### Aim of the exercise:
All of the data below should be written out exactly.

### Record excerpts:
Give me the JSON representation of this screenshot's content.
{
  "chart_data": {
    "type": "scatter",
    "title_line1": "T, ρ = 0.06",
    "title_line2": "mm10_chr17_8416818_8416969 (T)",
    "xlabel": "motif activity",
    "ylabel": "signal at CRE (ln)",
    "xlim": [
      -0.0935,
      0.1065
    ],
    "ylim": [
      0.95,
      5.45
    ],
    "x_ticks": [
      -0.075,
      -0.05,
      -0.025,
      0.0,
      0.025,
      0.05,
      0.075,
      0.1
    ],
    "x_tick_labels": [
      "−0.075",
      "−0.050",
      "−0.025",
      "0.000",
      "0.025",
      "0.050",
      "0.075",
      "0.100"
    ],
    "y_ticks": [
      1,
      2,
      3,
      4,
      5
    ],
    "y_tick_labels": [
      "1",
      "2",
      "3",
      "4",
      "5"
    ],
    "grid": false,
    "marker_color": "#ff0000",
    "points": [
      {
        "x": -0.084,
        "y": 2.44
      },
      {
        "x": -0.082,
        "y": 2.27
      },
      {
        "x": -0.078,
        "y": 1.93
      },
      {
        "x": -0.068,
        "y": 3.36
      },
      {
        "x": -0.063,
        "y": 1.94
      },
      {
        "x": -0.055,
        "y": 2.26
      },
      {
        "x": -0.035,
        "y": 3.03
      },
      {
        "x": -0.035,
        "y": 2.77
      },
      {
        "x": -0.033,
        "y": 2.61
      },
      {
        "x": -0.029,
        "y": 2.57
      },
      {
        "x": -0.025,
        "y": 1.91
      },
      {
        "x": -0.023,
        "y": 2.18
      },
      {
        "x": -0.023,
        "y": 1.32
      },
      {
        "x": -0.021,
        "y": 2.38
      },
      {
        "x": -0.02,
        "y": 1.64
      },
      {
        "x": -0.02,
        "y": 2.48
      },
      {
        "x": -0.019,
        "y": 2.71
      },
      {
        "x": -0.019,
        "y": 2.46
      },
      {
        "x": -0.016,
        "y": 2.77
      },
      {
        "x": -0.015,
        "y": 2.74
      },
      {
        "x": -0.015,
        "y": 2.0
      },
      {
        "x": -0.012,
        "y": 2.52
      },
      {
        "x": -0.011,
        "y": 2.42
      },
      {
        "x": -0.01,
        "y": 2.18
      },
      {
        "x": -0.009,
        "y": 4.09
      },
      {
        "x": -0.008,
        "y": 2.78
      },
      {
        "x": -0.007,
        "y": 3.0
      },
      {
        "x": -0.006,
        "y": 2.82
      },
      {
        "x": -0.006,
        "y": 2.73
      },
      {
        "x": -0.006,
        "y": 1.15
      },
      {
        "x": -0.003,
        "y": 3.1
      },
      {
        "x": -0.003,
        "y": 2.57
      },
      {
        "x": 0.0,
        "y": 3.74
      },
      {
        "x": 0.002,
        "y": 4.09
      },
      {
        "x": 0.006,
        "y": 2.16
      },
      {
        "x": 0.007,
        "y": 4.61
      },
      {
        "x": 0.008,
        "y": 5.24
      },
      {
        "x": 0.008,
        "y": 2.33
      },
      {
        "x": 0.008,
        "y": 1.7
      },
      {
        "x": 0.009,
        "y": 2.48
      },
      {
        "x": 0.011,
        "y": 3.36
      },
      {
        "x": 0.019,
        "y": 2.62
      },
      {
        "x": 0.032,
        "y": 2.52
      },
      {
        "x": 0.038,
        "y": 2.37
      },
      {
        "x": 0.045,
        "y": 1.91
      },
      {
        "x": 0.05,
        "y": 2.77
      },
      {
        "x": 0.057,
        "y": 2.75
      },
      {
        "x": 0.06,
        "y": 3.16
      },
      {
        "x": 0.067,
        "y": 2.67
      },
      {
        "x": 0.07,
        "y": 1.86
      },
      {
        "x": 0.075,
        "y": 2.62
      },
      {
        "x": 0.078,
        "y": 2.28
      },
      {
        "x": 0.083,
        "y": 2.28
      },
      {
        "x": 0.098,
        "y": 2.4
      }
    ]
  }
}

### Answer to this problem:
Give me the JSON representation of this screenshot's content.
{
  "chart_data": {
    "type": "scatter",
    "title_line1": "T, ρ = 0.06",
    "title_line2": "mm10_chr17_8416818_8416969 (T)",
    "xlabel": "motif activity",
    "ylabel": "signal at CRE (ln)",
    "xlim": [
      -0.0935,
      0.1065
    ],
    "ylim": [
      0.95,
      5.45
    ],
    "x_ticks": [
      -0.075,
      -0.05,
      -0.025,
      0.0,
      0.025,
      0.05,
      0.075,
      0.1
    ],
    "x_tick_labels": [
      "−0.075",
      "−0.050",
      "−0.025",
      "0.000",
      "0.025",
      "0.050",
      "0.075",
      "0.100"
    ],
    "y_ticks": [
      1,
      2,
      3,
      4,
      5
    ],
    "y_tick_labels": [
      "1",
      "2",
      "3",
      "4",
      "5"
    ],
    "grid": false,
    "marker_color": "#ff0000",
    "points": [
      {
        "x": -0.084,
        "y": 2.44
      },
      {
        "x": -0.082,
        "y": 2.27
      },
      {
        "x": -0.078,
        "y": 1.93
      },
      {
        "x": -0.068,
        "y": 3.36
      },
      {
        "x": -0.063,
        "y": 1.94
      },
      {
        "x": -0.055,
        "y": 2.26
      },
      {
        "x": -0.035,
        "y": 3.03
      },
      {
        "x": -0.035,
        "y": 2.77
      },
      {
        "x": -0.033,
        "y": 2.61
      },
      {
        "x": -0.029,
        "y": 2.57
      },
      {
        "x": -0.025,
        "y": 1.91
      },
      {
        "x": -0.023,
        "y": 2.18
      },
      {
        "x": -0.023,
        "y": 1.32
      },
      {
        "x": -0.021,
        "y": 2.38
      },
      {
        "x": -0.02,
        "y": 1.64
      },
      {
        "x": -0.02,
        "y": 2.48
      },
      {
        "x": -0.019,
        "y": 2.71
      },
      {
        "x": -0.019,
        "y": 2.46
      },
      {
        "x": -0.016,
        "y": 2.77
      },
      {
        "x": -0.015,
        "y": 2.74
      },
      {
        "x": -0.015,
        "y": 2.0
      },
      {
        "x": -0.012,
        "y": 2.52
      },
      {
        "x": -0.011,
        "y": 2.42
      },
      {
        "x": -0.01,
        "y": 2.18
      },
      {
        "x": -0.009,
        "y": 4.09
      },
      {
        "x": -0.008,
        "y": 2.78
      },
      {
        "x": -0.007,
        "y": 3.0
      },
      {
        "x": -0.006,
        "y": 2.82
      },
      {
        "x": -0.006,
        "y": 2.73
      },
      {
        "x": -0.006,
        "y": 1.15
      },
      {
        "x": -0.003,
        "y": 3.1
      },
      {
        "x": -0.003,
        "y": 2.57
      },
      {
        "x": 0.0,
        "y": 3.74
      },
      {
        "x": 0.002,
        "y": 4.09
      },
      {
        "x": 0.006,
        "y": 2.16
      },
      {
        "x": 0.007,
        "y": 4.61
      },
      {
        "x": 0.008,
        "y": 5.24
      },
      {
        "x": 0.008,
        "y": 2.33
      },
      {
        "x": 0.008,
        "y": 1.7
      },
      {
        "x": 0.009,
        "y": 2.48
      },
      {
        "x": 0.011,
        "y": 3.36
      },
      {
        "x": 0.019,
        "y": 2.62
      },
      {
        "x": 0.032,
        "y": 2.52
      },
      {
        "x": 0.038,
        "y": 2.37
      },
      {
        "x": 0.045,
        "y": 1.91
      },
      {
        "x": 0.05,
        "y": 2.77
      },
      {
        "x": 0.057,
        "y": 2.75
      },
      {
        "x": 0.06,
        "y": 3.16
      },
      {
        "x": 0.067,
        "y": 2.67
      },
      {
        "x": 0.07,
        "y": 1.86
      },
      {
        "x": 0.075,
        "y": 2.62
      },
      {
        "x": 0.078,
        "y": 2.28
      },
      {
        "x": 0.083,
        "y": 2.28
      },
      {
        "x": 0.098,
        "y": 2.4
      }
    ]
  }
}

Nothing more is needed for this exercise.